#### Set problem
Every record here should be printed again exactly.

[Stored entries]
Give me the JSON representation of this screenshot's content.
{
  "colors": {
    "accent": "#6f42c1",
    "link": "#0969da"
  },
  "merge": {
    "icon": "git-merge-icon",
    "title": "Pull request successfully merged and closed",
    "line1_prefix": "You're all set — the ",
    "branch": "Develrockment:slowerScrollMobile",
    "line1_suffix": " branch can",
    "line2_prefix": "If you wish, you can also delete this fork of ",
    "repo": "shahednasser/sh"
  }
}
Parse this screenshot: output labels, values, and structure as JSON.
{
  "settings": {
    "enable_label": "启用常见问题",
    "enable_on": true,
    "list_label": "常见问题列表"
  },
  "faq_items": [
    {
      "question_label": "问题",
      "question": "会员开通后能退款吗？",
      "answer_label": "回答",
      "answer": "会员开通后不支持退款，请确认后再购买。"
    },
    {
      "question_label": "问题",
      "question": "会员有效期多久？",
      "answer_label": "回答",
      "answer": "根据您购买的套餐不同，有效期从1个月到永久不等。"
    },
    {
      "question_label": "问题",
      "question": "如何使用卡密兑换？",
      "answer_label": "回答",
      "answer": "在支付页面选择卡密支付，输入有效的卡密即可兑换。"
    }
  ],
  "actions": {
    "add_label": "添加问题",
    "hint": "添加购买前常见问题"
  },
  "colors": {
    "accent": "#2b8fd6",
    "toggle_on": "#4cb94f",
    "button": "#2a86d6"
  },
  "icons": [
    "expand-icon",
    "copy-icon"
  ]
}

#### Answer to the task
Give me the JSON representation of this screenshot's content.
{
  "colors": {
    "accent": "#6f42c1",
    "link": "#0969da"
  },
  "merge": {
    "icon": "git-merge-icon",
    "title": "Pull request successfully merged and closed",
    "line1_prefix": "You're all set — the ",
    "branch": "Develrockment:slowerScrollMobile",
    "line1_suffix": " branch can",
    "line2_prefix": "If you wish, you can also delete this fork of ",
    "repo": "shahednasser/sh"
  }
}
Parse this screenshot: output labels, values, and structure as JSON.
{
  "settings": {
    "enable_label": "启用常见问题",
    "enable_on": true,
    "list_label": "常见问题列表"
  },
  "faq_items": [
    {
      "question_label": "问题",
      "question": "会员开通后能退款吗？",
      "answer_label": "回答",
      "answer": "会员开通后不支持退款，请确认后再购买。"
    },
    {
      "question_label": "问题",
      "question": "会员有效期多久？",
      "answer_label": "回答",
      "answer": "根据您购买的套餐不同，有效期从1个月到永久不等。"
    },
    {
      "question_label": "问题",
      "question": "如何使用卡密兑换？",
      "answer_label": "回答",
      "answer": "在支付页面选择卡密支付，输入有效的卡密即可兑换。"
    }
  ],
  "actions": {
    "add_label": "添加问题",
    "hint": "添加购买前常见问题"
  },
  "colors": {
    "accent": "#2b8fd6",
    "toggle_on": "#4cb94f",
    "button": "#2a86d6"
  },
  "icons": [
    "expand-icon",
    "copy-icon"
  ]
}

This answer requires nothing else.